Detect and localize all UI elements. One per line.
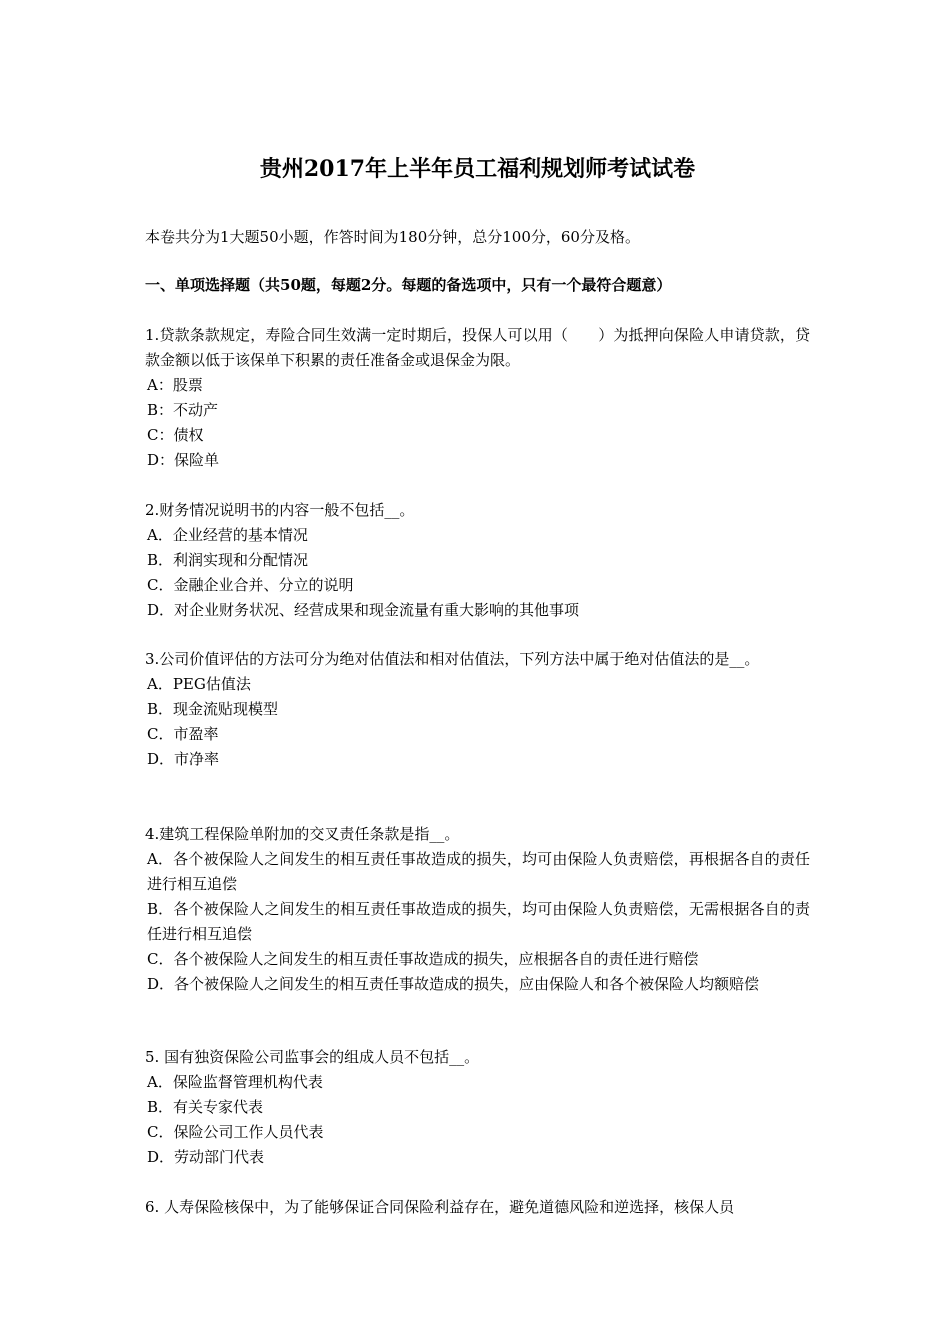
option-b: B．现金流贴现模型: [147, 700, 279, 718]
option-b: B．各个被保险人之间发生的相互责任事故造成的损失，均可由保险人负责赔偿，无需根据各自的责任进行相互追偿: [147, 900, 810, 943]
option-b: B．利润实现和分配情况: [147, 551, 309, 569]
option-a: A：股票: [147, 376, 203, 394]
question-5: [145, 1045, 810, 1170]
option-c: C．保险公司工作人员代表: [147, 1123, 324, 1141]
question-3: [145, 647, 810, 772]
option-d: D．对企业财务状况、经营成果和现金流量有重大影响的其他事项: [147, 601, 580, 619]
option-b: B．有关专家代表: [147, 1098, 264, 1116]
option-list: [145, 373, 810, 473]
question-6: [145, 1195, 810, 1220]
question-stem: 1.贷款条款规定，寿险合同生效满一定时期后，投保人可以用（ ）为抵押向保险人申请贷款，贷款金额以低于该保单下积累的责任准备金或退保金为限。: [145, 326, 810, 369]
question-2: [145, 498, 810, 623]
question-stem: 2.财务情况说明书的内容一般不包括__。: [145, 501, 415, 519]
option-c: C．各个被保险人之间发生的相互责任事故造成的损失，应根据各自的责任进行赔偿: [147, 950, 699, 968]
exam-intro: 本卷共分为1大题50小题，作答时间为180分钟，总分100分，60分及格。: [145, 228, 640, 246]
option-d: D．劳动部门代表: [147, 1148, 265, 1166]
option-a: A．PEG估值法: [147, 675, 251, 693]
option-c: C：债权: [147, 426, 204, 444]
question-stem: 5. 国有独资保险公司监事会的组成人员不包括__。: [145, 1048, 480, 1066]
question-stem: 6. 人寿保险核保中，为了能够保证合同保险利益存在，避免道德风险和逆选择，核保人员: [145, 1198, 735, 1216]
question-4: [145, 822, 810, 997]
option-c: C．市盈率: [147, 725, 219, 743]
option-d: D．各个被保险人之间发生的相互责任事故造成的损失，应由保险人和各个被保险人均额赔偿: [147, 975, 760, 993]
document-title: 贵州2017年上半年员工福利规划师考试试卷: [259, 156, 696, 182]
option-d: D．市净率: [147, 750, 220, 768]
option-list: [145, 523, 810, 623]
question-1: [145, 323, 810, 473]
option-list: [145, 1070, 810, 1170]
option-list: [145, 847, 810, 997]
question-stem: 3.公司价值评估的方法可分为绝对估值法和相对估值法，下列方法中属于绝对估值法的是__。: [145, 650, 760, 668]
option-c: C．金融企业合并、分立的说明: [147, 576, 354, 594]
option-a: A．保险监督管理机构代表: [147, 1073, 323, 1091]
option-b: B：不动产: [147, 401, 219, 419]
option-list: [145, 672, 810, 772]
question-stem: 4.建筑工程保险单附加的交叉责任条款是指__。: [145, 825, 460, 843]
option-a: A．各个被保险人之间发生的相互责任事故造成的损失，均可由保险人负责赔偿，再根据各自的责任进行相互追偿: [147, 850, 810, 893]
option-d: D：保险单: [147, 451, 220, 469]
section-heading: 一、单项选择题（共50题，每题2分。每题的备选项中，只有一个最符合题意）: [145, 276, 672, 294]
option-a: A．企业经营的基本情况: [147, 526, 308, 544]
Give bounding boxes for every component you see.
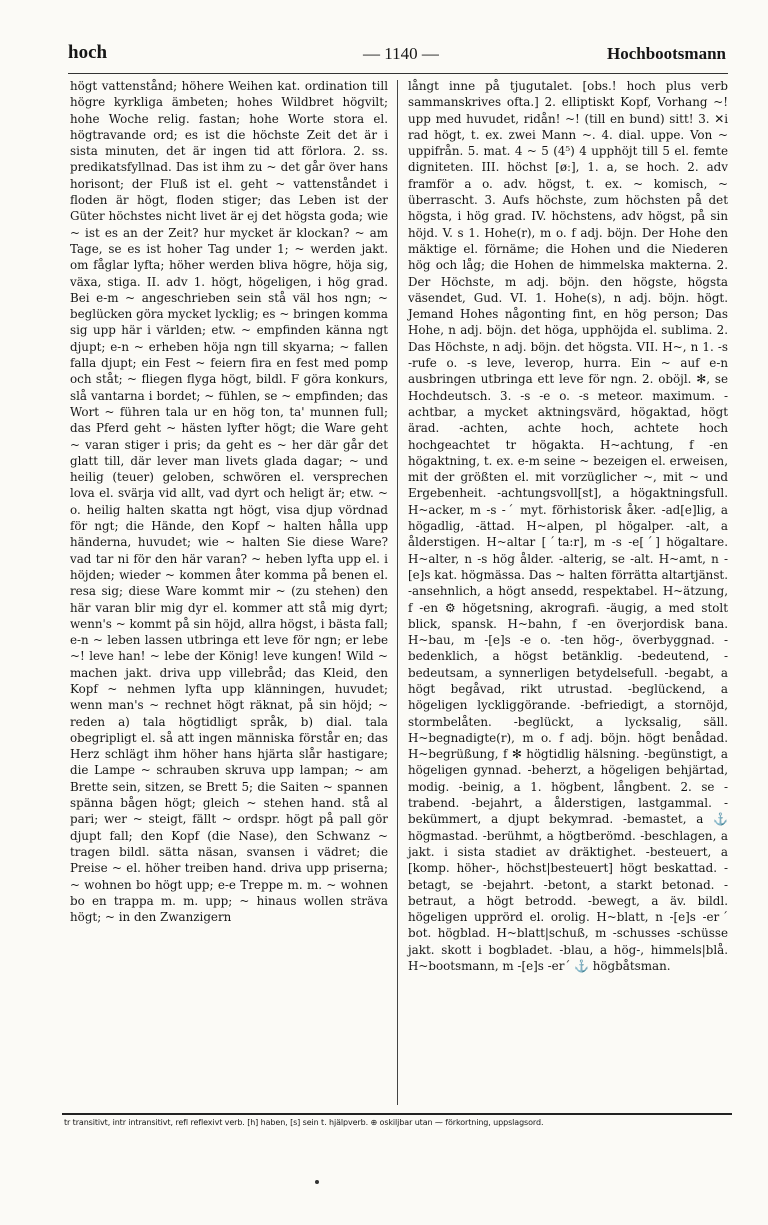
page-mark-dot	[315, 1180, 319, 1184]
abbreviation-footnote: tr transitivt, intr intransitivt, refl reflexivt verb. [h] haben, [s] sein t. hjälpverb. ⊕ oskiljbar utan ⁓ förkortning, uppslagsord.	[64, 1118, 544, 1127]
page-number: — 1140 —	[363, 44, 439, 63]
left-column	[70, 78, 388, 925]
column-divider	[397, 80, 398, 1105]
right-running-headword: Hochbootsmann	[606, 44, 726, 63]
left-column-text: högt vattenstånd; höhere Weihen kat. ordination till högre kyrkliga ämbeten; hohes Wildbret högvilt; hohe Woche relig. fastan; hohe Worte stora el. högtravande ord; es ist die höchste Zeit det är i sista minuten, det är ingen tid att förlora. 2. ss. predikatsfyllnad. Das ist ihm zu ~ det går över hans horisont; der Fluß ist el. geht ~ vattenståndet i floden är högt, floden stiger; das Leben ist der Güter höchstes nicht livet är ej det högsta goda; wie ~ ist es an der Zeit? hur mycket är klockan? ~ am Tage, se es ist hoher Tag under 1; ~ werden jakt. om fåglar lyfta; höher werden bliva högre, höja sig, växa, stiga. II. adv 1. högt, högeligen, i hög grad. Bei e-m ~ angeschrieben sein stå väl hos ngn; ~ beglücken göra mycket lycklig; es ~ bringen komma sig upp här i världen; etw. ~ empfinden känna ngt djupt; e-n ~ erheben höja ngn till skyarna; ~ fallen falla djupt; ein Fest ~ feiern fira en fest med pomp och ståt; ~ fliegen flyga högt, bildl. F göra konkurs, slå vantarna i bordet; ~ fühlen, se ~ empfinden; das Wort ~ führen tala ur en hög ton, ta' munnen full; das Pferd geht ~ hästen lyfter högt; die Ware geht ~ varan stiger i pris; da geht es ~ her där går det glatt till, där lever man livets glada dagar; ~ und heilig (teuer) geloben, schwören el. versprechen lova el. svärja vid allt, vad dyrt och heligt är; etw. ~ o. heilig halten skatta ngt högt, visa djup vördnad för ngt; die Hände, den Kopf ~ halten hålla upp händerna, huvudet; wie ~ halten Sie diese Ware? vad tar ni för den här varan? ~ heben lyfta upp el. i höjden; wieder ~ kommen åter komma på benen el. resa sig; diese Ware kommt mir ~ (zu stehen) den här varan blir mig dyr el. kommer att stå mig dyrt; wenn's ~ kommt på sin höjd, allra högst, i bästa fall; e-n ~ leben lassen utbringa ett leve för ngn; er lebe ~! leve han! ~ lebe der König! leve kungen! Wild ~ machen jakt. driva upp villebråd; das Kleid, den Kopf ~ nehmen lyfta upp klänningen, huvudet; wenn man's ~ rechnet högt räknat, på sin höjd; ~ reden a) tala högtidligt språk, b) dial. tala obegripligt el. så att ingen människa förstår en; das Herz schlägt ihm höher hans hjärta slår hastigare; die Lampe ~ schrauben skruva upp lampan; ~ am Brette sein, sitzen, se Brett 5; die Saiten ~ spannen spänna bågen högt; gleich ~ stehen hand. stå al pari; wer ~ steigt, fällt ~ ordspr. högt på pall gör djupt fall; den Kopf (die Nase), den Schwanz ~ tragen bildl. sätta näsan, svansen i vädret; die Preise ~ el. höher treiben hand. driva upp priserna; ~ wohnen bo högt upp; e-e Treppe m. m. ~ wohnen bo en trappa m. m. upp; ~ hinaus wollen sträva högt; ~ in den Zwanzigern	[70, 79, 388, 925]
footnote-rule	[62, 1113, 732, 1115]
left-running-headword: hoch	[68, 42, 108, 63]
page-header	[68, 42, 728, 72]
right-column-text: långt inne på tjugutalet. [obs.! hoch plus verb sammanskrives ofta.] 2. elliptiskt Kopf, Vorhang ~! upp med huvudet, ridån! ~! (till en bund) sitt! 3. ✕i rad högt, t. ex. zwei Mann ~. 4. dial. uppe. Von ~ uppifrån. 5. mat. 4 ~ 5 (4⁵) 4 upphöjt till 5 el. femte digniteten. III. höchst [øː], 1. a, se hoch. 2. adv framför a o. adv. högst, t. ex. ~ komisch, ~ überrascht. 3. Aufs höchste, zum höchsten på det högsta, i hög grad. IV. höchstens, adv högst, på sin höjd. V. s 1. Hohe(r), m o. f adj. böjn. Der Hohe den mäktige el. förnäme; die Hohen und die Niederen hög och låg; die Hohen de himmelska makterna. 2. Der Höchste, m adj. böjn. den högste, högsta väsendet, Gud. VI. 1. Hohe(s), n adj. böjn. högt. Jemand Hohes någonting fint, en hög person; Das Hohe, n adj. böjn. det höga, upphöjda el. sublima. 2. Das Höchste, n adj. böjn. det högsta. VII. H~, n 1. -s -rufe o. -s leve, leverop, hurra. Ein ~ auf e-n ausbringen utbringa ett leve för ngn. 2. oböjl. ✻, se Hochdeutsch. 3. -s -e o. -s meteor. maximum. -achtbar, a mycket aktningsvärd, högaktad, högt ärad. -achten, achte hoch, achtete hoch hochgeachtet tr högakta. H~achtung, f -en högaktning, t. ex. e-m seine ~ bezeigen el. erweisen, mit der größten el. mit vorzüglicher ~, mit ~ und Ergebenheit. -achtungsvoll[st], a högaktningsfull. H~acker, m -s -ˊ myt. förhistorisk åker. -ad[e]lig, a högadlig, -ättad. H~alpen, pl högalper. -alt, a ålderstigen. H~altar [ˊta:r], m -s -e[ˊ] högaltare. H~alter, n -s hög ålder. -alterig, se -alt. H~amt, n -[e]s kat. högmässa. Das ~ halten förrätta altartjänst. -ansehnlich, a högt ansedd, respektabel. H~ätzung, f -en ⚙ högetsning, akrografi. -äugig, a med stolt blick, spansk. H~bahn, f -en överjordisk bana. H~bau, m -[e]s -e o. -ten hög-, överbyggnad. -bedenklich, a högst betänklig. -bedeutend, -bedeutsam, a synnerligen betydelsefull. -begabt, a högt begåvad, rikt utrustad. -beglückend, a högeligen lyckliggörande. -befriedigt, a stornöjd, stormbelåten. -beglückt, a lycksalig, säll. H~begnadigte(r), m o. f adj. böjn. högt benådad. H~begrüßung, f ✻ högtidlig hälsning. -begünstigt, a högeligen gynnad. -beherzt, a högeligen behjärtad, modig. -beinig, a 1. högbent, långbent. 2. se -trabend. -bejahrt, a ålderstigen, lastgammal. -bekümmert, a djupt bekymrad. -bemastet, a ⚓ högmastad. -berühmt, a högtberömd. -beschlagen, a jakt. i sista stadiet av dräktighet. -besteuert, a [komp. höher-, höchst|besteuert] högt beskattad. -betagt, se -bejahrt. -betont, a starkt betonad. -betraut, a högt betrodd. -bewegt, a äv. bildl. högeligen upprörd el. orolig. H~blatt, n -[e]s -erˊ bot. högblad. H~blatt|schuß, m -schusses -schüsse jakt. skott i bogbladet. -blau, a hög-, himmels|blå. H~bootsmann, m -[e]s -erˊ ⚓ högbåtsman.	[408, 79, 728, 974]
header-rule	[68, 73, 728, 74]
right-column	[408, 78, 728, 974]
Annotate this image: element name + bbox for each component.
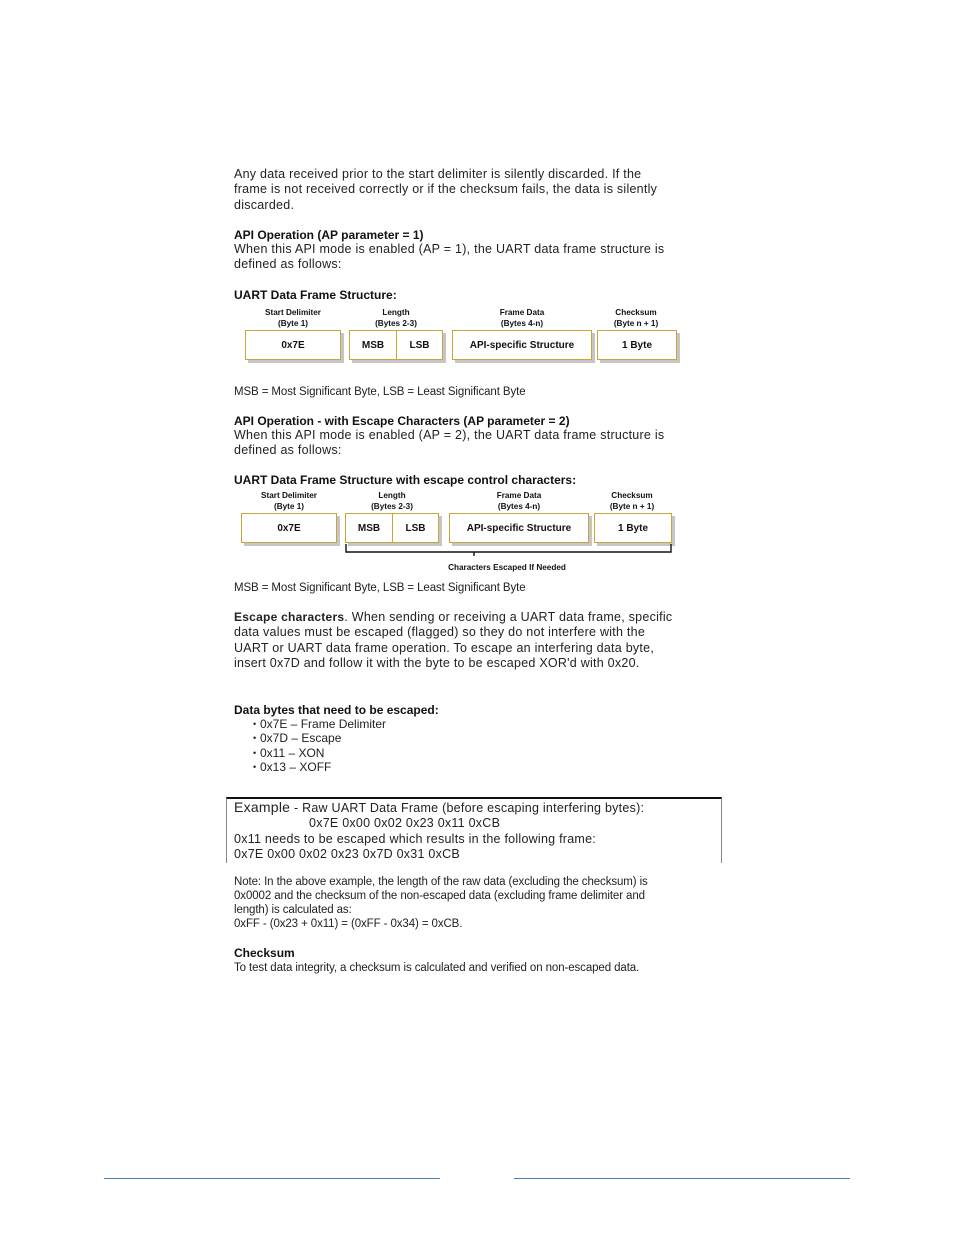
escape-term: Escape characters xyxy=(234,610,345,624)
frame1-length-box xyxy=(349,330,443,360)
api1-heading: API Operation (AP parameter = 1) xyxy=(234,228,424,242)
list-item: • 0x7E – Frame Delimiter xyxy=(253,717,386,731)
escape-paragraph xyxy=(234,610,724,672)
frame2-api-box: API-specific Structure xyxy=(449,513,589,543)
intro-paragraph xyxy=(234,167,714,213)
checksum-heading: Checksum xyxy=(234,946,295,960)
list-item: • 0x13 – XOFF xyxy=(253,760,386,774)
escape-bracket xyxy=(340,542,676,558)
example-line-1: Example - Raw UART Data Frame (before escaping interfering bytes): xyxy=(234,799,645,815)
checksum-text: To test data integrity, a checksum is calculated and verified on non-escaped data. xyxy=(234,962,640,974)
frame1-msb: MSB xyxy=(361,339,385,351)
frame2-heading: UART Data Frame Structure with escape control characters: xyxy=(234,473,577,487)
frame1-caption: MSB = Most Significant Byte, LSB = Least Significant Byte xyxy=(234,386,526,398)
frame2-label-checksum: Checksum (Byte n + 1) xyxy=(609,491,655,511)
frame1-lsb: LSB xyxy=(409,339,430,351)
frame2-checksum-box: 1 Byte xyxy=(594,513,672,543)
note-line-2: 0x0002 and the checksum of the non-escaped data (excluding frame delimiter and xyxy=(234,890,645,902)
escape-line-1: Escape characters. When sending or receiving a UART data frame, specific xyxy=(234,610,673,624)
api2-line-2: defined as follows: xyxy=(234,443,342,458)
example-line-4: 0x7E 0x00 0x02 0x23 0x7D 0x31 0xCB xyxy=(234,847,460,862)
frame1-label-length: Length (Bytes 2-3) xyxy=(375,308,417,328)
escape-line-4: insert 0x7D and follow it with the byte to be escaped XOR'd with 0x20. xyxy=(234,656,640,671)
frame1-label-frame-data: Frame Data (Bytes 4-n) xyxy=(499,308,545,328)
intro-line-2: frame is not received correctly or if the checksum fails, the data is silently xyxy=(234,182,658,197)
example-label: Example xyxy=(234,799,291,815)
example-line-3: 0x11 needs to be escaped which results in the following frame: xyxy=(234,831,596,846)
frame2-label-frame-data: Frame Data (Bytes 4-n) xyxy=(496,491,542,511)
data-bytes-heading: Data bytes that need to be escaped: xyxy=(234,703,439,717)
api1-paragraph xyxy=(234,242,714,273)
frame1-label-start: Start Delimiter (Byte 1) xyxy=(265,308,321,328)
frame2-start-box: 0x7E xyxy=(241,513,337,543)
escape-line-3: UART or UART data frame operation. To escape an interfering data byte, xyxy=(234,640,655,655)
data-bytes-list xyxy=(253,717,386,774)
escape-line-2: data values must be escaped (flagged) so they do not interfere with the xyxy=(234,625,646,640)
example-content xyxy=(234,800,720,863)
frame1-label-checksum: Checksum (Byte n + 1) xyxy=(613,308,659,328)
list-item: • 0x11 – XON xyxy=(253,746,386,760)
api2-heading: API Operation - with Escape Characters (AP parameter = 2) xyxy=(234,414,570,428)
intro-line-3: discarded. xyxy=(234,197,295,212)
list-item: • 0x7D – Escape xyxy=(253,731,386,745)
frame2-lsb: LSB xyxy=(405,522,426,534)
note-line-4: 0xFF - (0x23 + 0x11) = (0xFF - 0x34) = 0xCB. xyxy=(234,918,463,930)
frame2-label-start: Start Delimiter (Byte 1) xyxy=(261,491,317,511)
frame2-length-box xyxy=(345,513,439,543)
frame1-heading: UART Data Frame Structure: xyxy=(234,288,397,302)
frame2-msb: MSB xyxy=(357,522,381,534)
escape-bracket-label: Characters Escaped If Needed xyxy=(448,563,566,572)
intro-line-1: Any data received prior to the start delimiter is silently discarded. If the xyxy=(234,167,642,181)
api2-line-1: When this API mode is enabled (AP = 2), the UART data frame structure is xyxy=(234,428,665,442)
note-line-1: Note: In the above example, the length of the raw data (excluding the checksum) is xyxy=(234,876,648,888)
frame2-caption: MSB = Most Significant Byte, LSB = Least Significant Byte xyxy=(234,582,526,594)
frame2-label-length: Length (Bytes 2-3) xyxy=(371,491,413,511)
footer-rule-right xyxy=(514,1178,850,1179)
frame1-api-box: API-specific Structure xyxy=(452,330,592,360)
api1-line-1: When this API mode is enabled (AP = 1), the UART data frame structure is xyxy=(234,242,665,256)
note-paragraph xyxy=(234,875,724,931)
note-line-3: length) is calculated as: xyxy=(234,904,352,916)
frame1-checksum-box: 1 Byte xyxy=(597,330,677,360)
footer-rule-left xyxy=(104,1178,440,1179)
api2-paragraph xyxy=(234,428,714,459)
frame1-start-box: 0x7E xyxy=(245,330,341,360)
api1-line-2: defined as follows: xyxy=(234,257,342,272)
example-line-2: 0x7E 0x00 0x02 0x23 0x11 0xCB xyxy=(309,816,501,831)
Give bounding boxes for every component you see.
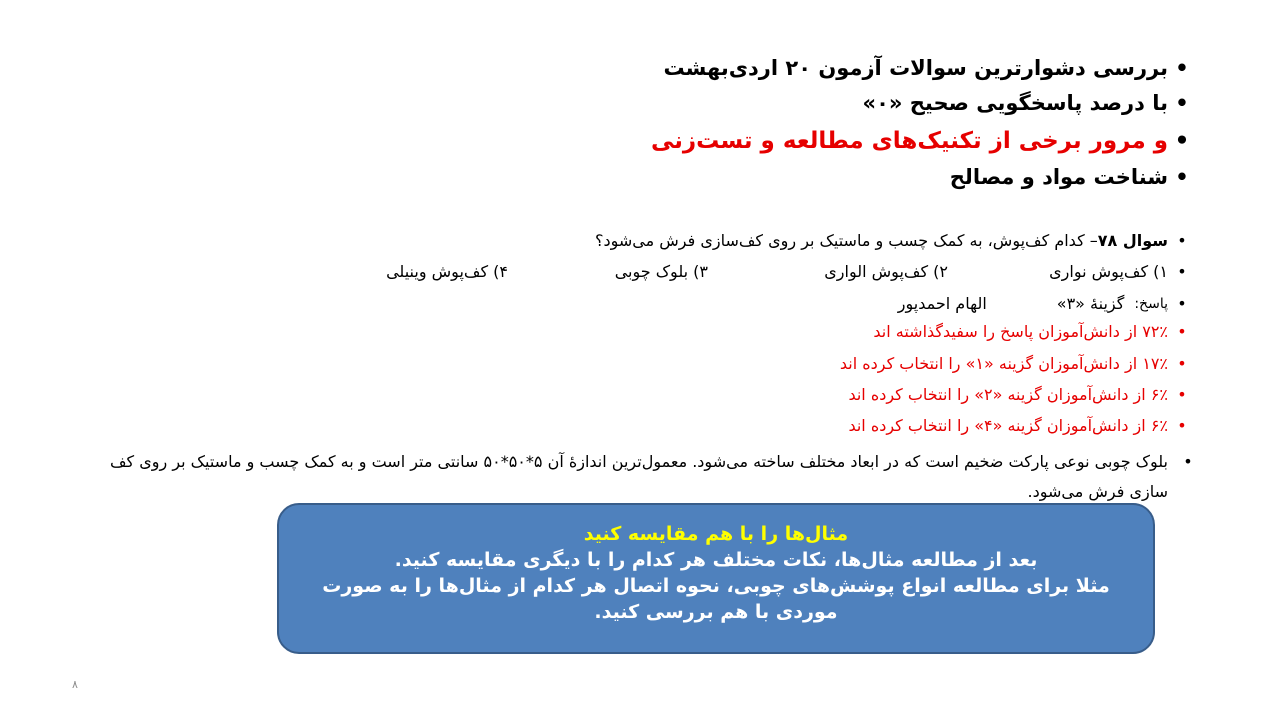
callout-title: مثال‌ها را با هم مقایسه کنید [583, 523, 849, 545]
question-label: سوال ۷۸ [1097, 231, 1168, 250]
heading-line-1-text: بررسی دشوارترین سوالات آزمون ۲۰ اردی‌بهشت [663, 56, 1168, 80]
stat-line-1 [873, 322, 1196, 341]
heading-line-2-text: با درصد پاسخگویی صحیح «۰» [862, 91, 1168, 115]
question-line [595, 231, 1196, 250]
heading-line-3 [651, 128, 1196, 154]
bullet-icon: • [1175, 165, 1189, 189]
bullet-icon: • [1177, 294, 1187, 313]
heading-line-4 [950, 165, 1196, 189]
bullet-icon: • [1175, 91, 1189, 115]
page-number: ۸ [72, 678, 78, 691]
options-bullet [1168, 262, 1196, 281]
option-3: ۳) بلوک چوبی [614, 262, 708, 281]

**What is required:**
Render the rows from the line containing "option-b: B．现金流贴现模型: [147, 700, 279, 718]" through the line containing "950, 699, 968]", both included, as a numbered list, leaving out any blank lines.

**Task answer:**
1. option-b: B．现金流贴现模型: [147, 700, 279, 718]
2. option-b: B．各个被保险人之间发生的相互责任事故造成的损失，均可由保险人负责赔偿，无需根据各自的责任进行相互追偿: [147, 900, 810, 943]
3. option-b: B．利润实现和分配情况: [147, 551, 309, 569]
4. option-a: A：股票: [147, 376, 203, 394]
5. question-5: [145, 1045, 810, 1170]
6. option-c: C．保险公司工作人员代表: [147, 1123, 324, 1141]
7. question-3: [145, 647, 810, 772]
8. option-d: D．对企业财务状况、经营成果和现金流量有重大影响的其他事项: [147, 601, 580, 619]
9. option-b: B．有关专家代表: [147, 1098, 264, 1116]
10. option-list: [145, 373, 810, 473]
11. question-6: [145, 1195, 810, 1220]
12. question-stem: 1.贷款条款规定，寿险合同生效满一定时期后，投保人可以用（ ）为抵押向保险人申请贷款，贷款金额以低于该保单下积累的责任准备金或退保金为限。: [145, 326, 810, 369]
13. question-2: [145, 498, 810, 623]
14. question-stem: 2.财务情况说明书的内容一般不包括__。: [145, 501, 415, 519]
15. option-c: C．各个被保险人之间发生的相互责任事故造成的损失，应根据各自的责任进行赔偿: [147, 950, 699, 968]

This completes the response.